Document segment:
____

Here is an interesting note about the American artist and Georgist Frank Stephens, who founded the utopianist community of Arden, Delaware.
I first learned about this case from a brief note in the back pages of the issue of Friends Intelligencer:
At Wilmington, Del., on , a Federal jury in the case of Frank Stephens, founder of Arden, the single-tax colony, charged with violation of the Espionage Act in calling women Liberty-bond sellers “murderers,” returned with a verdict of not guilty, and Stephens was dismissed.
Here is a more complete account (excerpts):
Stephens Acquitted of Any Violation of Espionage Act
Federal Jury Returns Verdict of Innocence After Five Hours Deliberation
Leaves at Once with Son Donald for Arden
Jurors Ask Court For Instruction Regarding “Wilful Violation” and Then Agree
Frank Stephens, known throughout the country as the founder of the Single Tax colony at Arden, Delaware, where he lives and pacifist of renown, who was charged in United States Court with violation of the Espionage act, was declared not guilty by the jury after a 5 hours deliberation. Several hours before the verdict was returned the jury returned to the court room and asked Judge Victor B. Woolley for further instruction as to the law. Later the verdict of acquittal was returned.
Gilbert E. Roe, who with Phillip L. Garrett, of this city [Wilmington, Delaware] defended Stephens, left for New York immediately after the announcement of the verdict, while Stephens and his son Donald and several friends from Arden who accompanied him to court, left for the Single Tax colony. The trial began on Thursday.
The point in the evidence which apparently saved Stephens from fine and imprisonment was that involved in section three of the act which contains the clause “willful violation.” From the evidence presented it was apparently difficult to establish willful violation of the law on the part of Stephens. His fate apparently rested on his intent at the time he is alleged to have told Mrs. Mabel Van Trump of Silverside while she was soliciting subscriptions for Liberty Bonds that she was “sending our boys to be murdered and that no lady would be out on a murderous errand.”
On the stand in his own defense Stephens denied that he made the statement charged against him but had said that according to his conception of Christianity, war was organized murder and that he was for peace. In his defence Gilbert E. Roe, who defended Senator LaFollette before the U.S. Senate recently placed much emphasis on the fact that when Congress passed the law they inserted the word “willfully” for the very purpose of preventing the prosecution of persons who had no intentions of interfering with the military and naval operations of the United States.

____

Given data:
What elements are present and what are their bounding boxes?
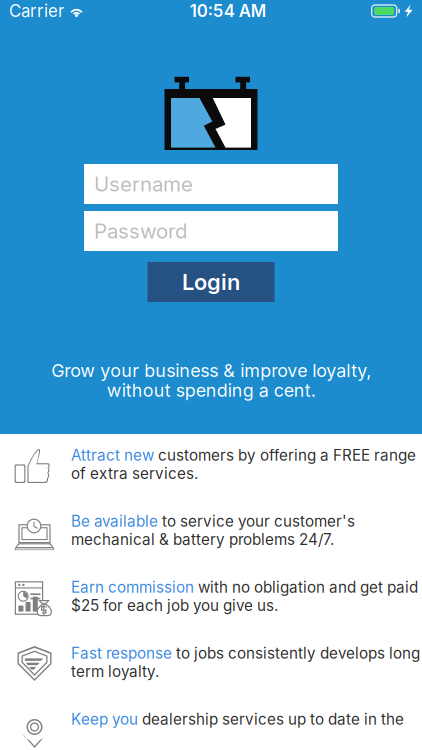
staticText: 10:54 AM xyxy=(190,1,266,21)
staticText: Be available to service your customer's … xyxy=(71,512,355,549)
staticText: Keep you dealership services up to date … xyxy=(71,710,404,728)
staticText: Username xyxy=(94,172,193,196)
button[interactable]: Login xyxy=(148,262,274,302)
staticText: Login xyxy=(182,269,240,295)
button[interactable]: Password xyxy=(84,211,338,251)
staticText: Earn commission with no obligation and g… xyxy=(71,578,418,615)
staticText: Attract new customers by offering a FREE… xyxy=(71,446,416,483)
staticText: Carrier xyxy=(9,1,64,21)
button[interactable]: Username xyxy=(84,164,338,204)
staticText: Password xyxy=(94,219,188,243)
staticText: Fast response to jobs consistently devel… xyxy=(71,644,420,681)
staticText: Grow your business & improve loyalty, wi… xyxy=(51,360,371,401)
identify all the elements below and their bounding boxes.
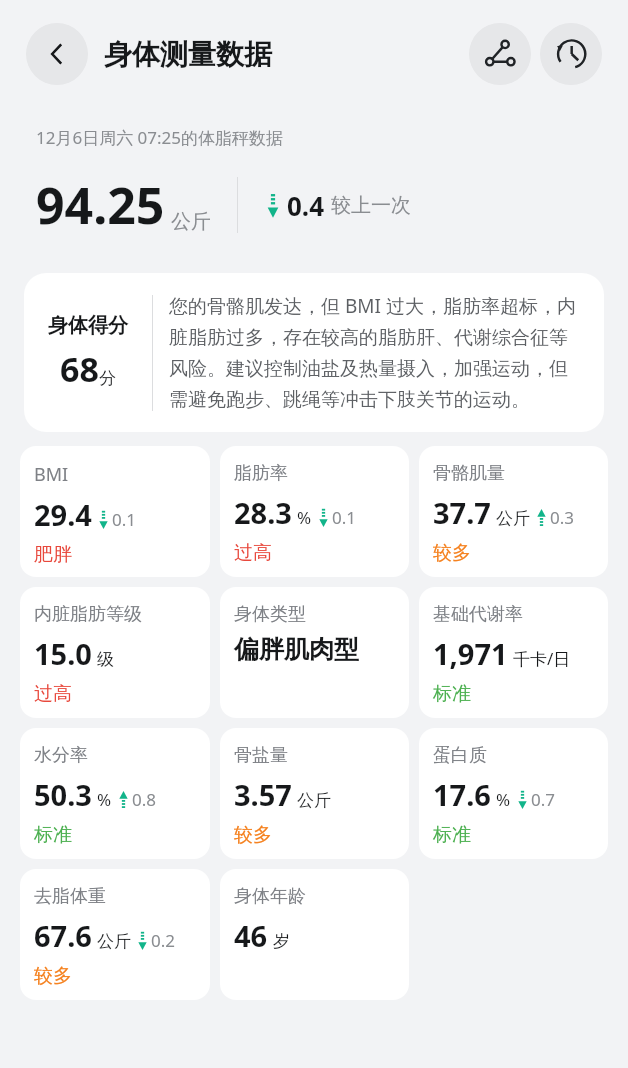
staticText: 身体测量数据 bbox=[104, 37, 272, 72]
staticText: 级 bbox=[97, 649, 114, 670]
button[interactable]: 身体类型 bbox=[220, 587, 409, 718]
staticText: 标准 bbox=[433, 682, 471, 706]
staticText: BMI bbox=[34, 462, 69, 487]
staticText: 公斤 bbox=[297, 790, 331, 811]
staticText: 偏胖肌肉型 bbox=[234, 634, 359, 665]
staticText: 内脏脂肪等级 bbox=[34, 603, 142, 626]
staticText: 基础代谢率 bbox=[433, 603, 523, 626]
staticText: 水分率 bbox=[34, 744, 88, 767]
staticText: 0.7 bbox=[531, 788, 556, 811]
staticText: 68 bbox=[60, 346, 99, 392]
staticText: 肥胖 bbox=[34, 543, 72, 567]
staticText: 去脂体重 bbox=[34, 885, 106, 908]
button[interactable]: 骨盐量 bbox=[220, 728, 409, 859]
staticText: 17.6 bbox=[433, 775, 491, 814]
staticText: 身体得分 bbox=[48, 313, 128, 338]
staticText: 0.1 bbox=[332, 506, 357, 529]
staticText: 12月6日周六 07:25的体脂秤数据 bbox=[36, 126, 284, 149]
staticText: 标准 bbox=[34, 823, 72, 847]
staticText: 分 bbox=[99, 368, 116, 389]
staticText: 67.6 bbox=[34, 916, 92, 955]
button[interactable]: BMI bbox=[20, 446, 210, 577]
button[interactable]: Share bbox=[469, 23, 531, 85]
staticText: 94.25 bbox=[36, 171, 165, 239]
button[interactable]: 蛋白质 bbox=[419, 728, 608, 859]
staticText: 千卡/日 bbox=[513, 647, 571, 670]
staticText: % bbox=[97, 788, 112, 811]
button[interactable]: History bbox=[540, 23, 602, 85]
button[interactable]: 基础代谢率 bbox=[419, 587, 608, 718]
staticText: 较多 bbox=[433, 541, 471, 565]
staticText: 1,971 bbox=[433, 634, 508, 673]
staticText: 岁 bbox=[273, 931, 290, 952]
staticText: 骨骼肌量 bbox=[433, 462, 505, 485]
button[interactable]: 水分率 bbox=[20, 728, 210, 859]
staticText: 0.4 bbox=[287, 188, 325, 223]
staticText: 标准 bbox=[433, 823, 471, 847]
button[interactable]: Back bbox=[26, 23, 88, 85]
staticText: 46 bbox=[234, 916, 268, 955]
staticText: 骨盐量 bbox=[234, 744, 288, 767]
staticText: 较多 bbox=[234, 823, 272, 847]
staticText: 较上一次 bbox=[331, 193, 411, 218]
staticText: 28.3 bbox=[234, 493, 292, 532]
button[interactable]: 脂肪率 bbox=[220, 446, 409, 577]
staticText: 公斤 bbox=[171, 209, 211, 234]
staticText: 公斤 bbox=[97, 931, 131, 952]
button[interactable]: 身体得分 bbox=[24, 273, 604, 432]
staticText: 50.3 bbox=[34, 775, 92, 814]
staticText: 过高 bbox=[234, 541, 272, 565]
staticText: 您的骨骼肌发达，但 BMI 过大，脂肪率超标，内脏脂肪过多，存在较高的脂肪肝、代… bbox=[169, 293, 586, 412]
staticText: 较多 bbox=[34, 964, 72, 988]
staticText: 15.0 bbox=[34, 634, 92, 673]
button[interactable]: 身体年龄 bbox=[220, 869, 409, 1000]
staticText: 蛋白质 bbox=[433, 744, 487, 767]
staticText: % bbox=[496, 788, 511, 811]
staticText: 29.4 bbox=[34, 495, 92, 534]
staticText: 过高 bbox=[34, 682, 72, 706]
staticText: 公斤 bbox=[496, 508, 530, 529]
staticText: % bbox=[297, 506, 312, 529]
staticText: 脂肪率 bbox=[234, 462, 288, 485]
staticText: 0.8 bbox=[132, 788, 157, 811]
staticText: 身体年龄 bbox=[234, 885, 306, 908]
staticText: 0.3 bbox=[550, 506, 575, 529]
staticText: 0.1 bbox=[112, 508, 137, 531]
staticText: 37.7 bbox=[433, 493, 491, 532]
staticText: 3.57 bbox=[234, 775, 292, 814]
button[interactable]: 骨骼肌量 bbox=[419, 446, 608, 577]
button[interactable]: 去脂体重 bbox=[20, 869, 210, 1000]
button[interactable]: 内脏脂肪等级 bbox=[20, 587, 210, 718]
staticText: 身体类型 bbox=[234, 603, 306, 626]
staticText: 0.2 bbox=[151, 929, 176, 952]
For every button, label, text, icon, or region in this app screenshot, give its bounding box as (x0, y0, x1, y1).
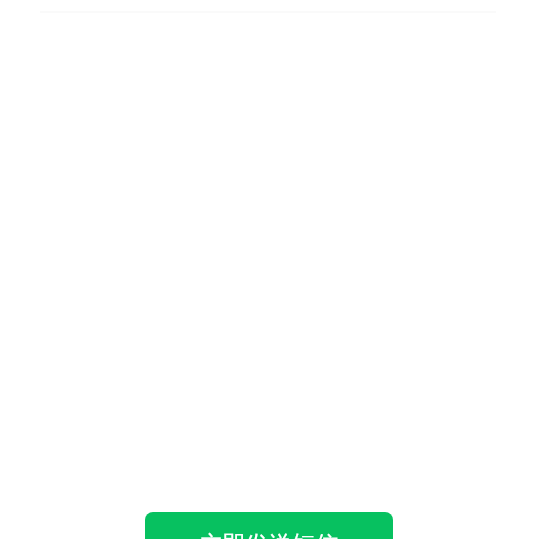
staticText: 立即发送短信 (200, 530, 338, 539)
button[interactable]: 立即发送短信 (145, 512, 393, 539)
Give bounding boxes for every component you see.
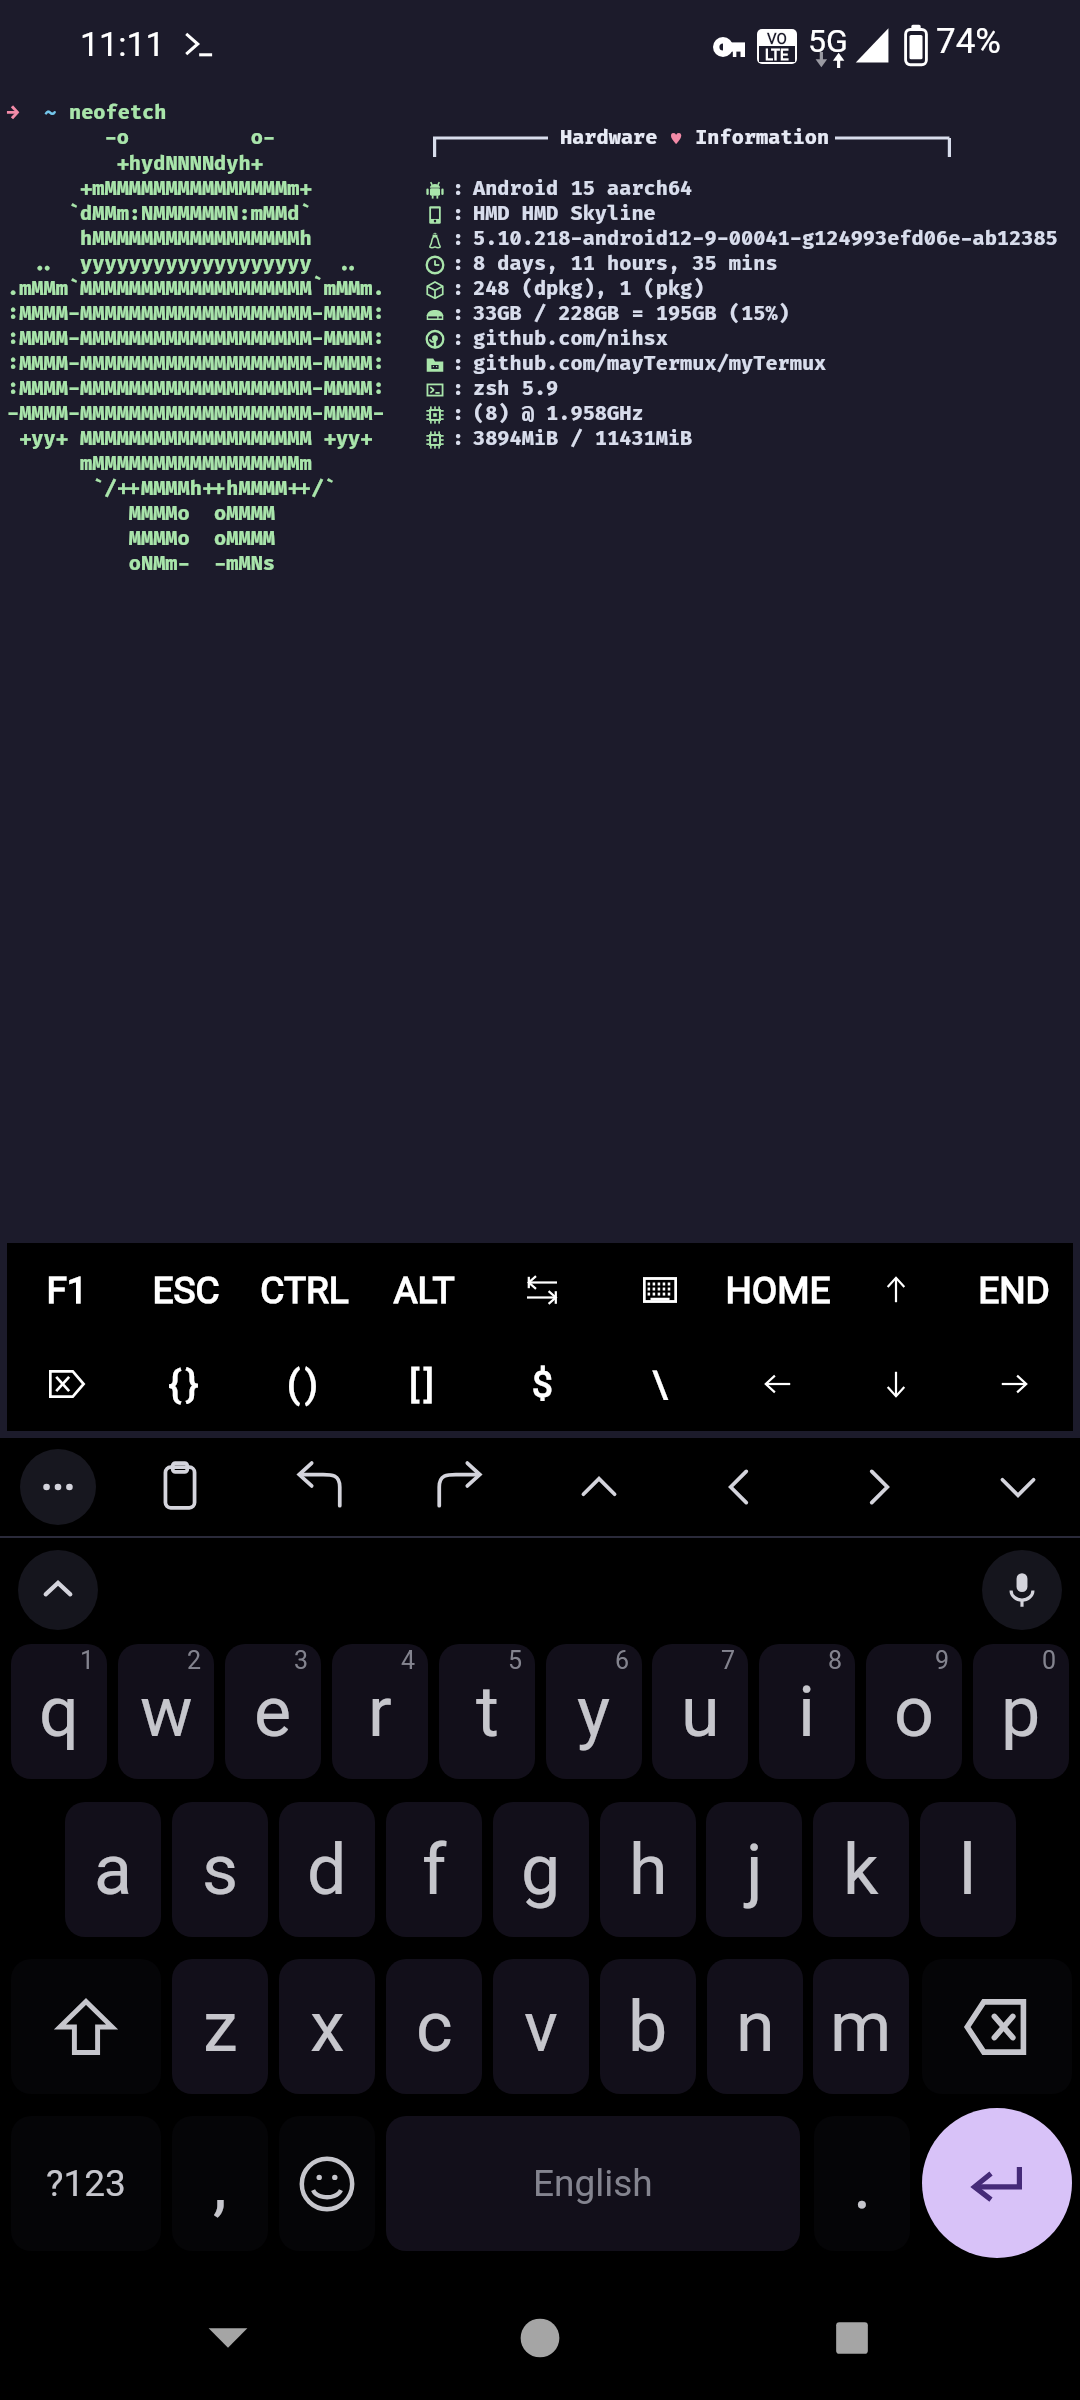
staticText: :	[452, 177, 465, 201]
staticText: :	[452, 277, 465, 301]
button[interactable]: e	[225, 1644, 321, 1779]
staticText: []	[409, 1363, 439, 1406]
button[interactable]: Down	[837, 1337, 955, 1431]
button[interactable]: Left	[691, 1439, 787, 1535]
staticText: t	[476, 1671, 499, 1753]
button[interactable]: F1	[7, 1243, 126, 1337]
staticText: f	[422, 1829, 447, 1911]
staticText: ~	[20, 101, 69, 125]
button[interactable]: x	[279, 1959, 375, 2094]
staticText: github.com/mayTermux/myTermux	[473, 352, 827, 376]
staticText: English	[533, 2162, 653, 2205]
button[interactable]: []	[364, 1337, 483, 1431]
button[interactable]: b	[600, 1959, 696, 2094]
button[interactable]: Redo	[411, 1439, 507, 1535]
staticText: :	[452, 202, 465, 226]
staticText: z	[203, 1986, 238, 2068]
button[interactable]: ?123	[11, 2116, 161, 2251]
staticText: {}	[168, 1363, 204, 1406]
button[interactable]: Show keyboard	[601, 1243, 719, 1337]
button[interactable]: w	[118, 1644, 214, 1779]
button[interactable]: Shift	[11, 1959, 161, 2094]
staticText: CTRL	[260, 1269, 349, 1312]
button[interactable]: a	[65, 1802, 161, 1937]
staticText: 3	[294, 1646, 309, 1675]
button[interactable]: i	[759, 1644, 855, 1779]
button[interactable]: j	[706, 1802, 802, 1937]
button[interactable]: Undo	[272, 1439, 368, 1535]
staticText: ?123	[46, 2162, 126, 2205]
button[interactable]: Emoji	[279, 2116, 375, 2251]
staticText: 5.10.218-android12-9-00041-g124993efd06e…	[473, 227, 1058, 251]
button[interactable]: HOME	[719, 1243, 837, 1337]
button[interactable]: Right	[955, 1337, 1073, 1431]
button[interactable]: t	[439, 1644, 535, 1779]
staticText: u	[681, 1671, 720, 1753]
button[interactable]: n	[707, 1959, 803, 2094]
button[interactable]: \	[601, 1337, 719, 1431]
button[interactable]: Backspace	[922, 1959, 1072, 2094]
staticText: 11:11	[80, 24, 165, 64]
button[interactable]: f	[386, 1802, 482, 1937]
button[interactable]: Left	[719, 1337, 837, 1431]
button[interactable]: ESC	[126, 1243, 245, 1337]
button[interactable]: .	[814, 2116, 910, 2251]
button[interactable]: Scroll up	[551, 1439, 647, 1535]
staticText: o	[894, 1671, 934, 1753]
button[interactable]: CTRL	[245, 1243, 364, 1337]
button[interactable]: g	[493, 1802, 589, 1937]
button[interactable]: ALT	[364, 1243, 483, 1337]
button[interactable]: r	[332, 1644, 428, 1779]
button[interactable]: Voice input	[982, 1550, 1062, 1630]
staticText: 4	[401, 1646, 416, 1675]
staticText: :	[452, 227, 465, 251]
button[interactable]: y	[546, 1644, 642, 1779]
button[interactable]: o	[866, 1644, 962, 1779]
button[interactable]: Right	[831, 1439, 927, 1535]
button[interactable]: k	[813, 1802, 909, 1937]
button[interactable]: d	[279, 1802, 375, 1937]
button[interactable]: z	[172, 1959, 268, 2094]
staticText: -o o- +hydNNNNdyh+ +mMMMMMMMMMMMMMMMm+ `…	[7, 126, 385, 576]
button[interactable]: q	[11, 1644, 107, 1779]
button[interactable]: ,	[172, 2116, 268, 2251]
button[interactable]: Recent apps	[807, 2293, 897, 2383]
staticText: →	[7, 101, 20, 125]
button[interactable]: Back	[183, 2293, 273, 2383]
staticText: ()	[287, 1363, 323, 1406]
staticText: :	[452, 427, 465, 451]
staticText: Information	[683, 126, 830, 150]
staticText: r	[368, 1671, 392, 1753]
staticText: 248 (dpkg), 1 (pkg)	[473, 277, 705, 301]
button[interactable]: s	[172, 1802, 268, 1937]
staticText: 74%	[936, 21, 1001, 62]
button[interactable]: English	[386, 2116, 800, 2251]
button[interactable]: {}	[126, 1337, 245, 1431]
staticText: 8 days, 11 hours, 35 mins	[473, 252, 778, 276]
button[interactable]: Up	[837, 1243, 955, 1337]
staticText: i	[798, 1671, 816, 1753]
staticText: :	[452, 302, 465, 326]
button[interactable]: m	[813, 1959, 909, 2094]
button[interactable]: Tab	[483, 1243, 601, 1337]
button[interactable]: p	[973, 1644, 1069, 1779]
staticText: m	[830, 1986, 892, 2068]
button[interactable]: More options	[20, 1449, 96, 1525]
button[interactable]: ()	[245, 1337, 364, 1431]
button[interactable]: Paste	[132, 1439, 228, 1535]
button[interactable]: Enter	[922, 2108, 1072, 2258]
button[interactable]: c	[386, 1959, 482, 2094]
button[interactable]: Scroll down	[970, 1439, 1066, 1535]
button[interactable]: h	[600, 1802, 696, 1937]
other: VPN	[713, 37, 745, 57]
button[interactable]: Delete	[7, 1337, 126, 1431]
button[interactable]: Home	[495, 2293, 585, 2383]
staticText: (8) @ 1.958GHz	[473, 402, 644, 426]
button[interactable]: v	[493, 1959, 589, 2094]
button[interactable]: END	[955, 1243, 1073, 1337]
button[interactable]: l	[920, 1802, 1016, 1937]
button[interactable]: u	[652, 1644, 748, 1779]
button[interactable]: Expand toolbar	[18, 1550, 98, 1630]
staticText: g	[521, 1829, 561, 1911]
button[interactable]: $	[483, 1337, 601, 1431]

____

Written exercise 1:
Answer these about the account of Frank Stephens's trial:
(a) How many hours did the jury deliberate before returning its verdict?
(b) Who was the woman Stephens was alleged to have spoken to while she was soliciting subscriptions for Liberty Bonds?
(c) Whom had Gilbert E. Roe recently defended before the U.S. Senate?
Written exercise 2:
Transcribe everything in the account of Frank Stephens's trial from "Here is a more" down to "acquittal was returned.".

Response 1:
(a) Five hours.
(b) Mrs. Mabel Van Trump of Silverside.
(c) Senator LaFollette.

Response 2:
Here is a more complete account (excerpts):
Stephens Acquitted of Any Violation of Espionage Act
Federal Jury Returns Verdict of Innocence After Five Hours Deliberation
Leaves at Once with Son Donald for Arden
Jurors Ask Court For Instruction Regarding “Wilful Violation” and Then Agree
Frank Stephens, known throughout the country as the founder of the Single Tax colony at Arden, Delaware, where he lives and pacifist of renown, who was charged in United States Court with violation of the Espionage act, was declared not guilty by the jury after a 5 hours deliberation. Several hours before the verdict was returned the jury returned to the court room and asked Judge Victor B. Woolley for further instruction as to the law. Later the verdict of acquittal was returned.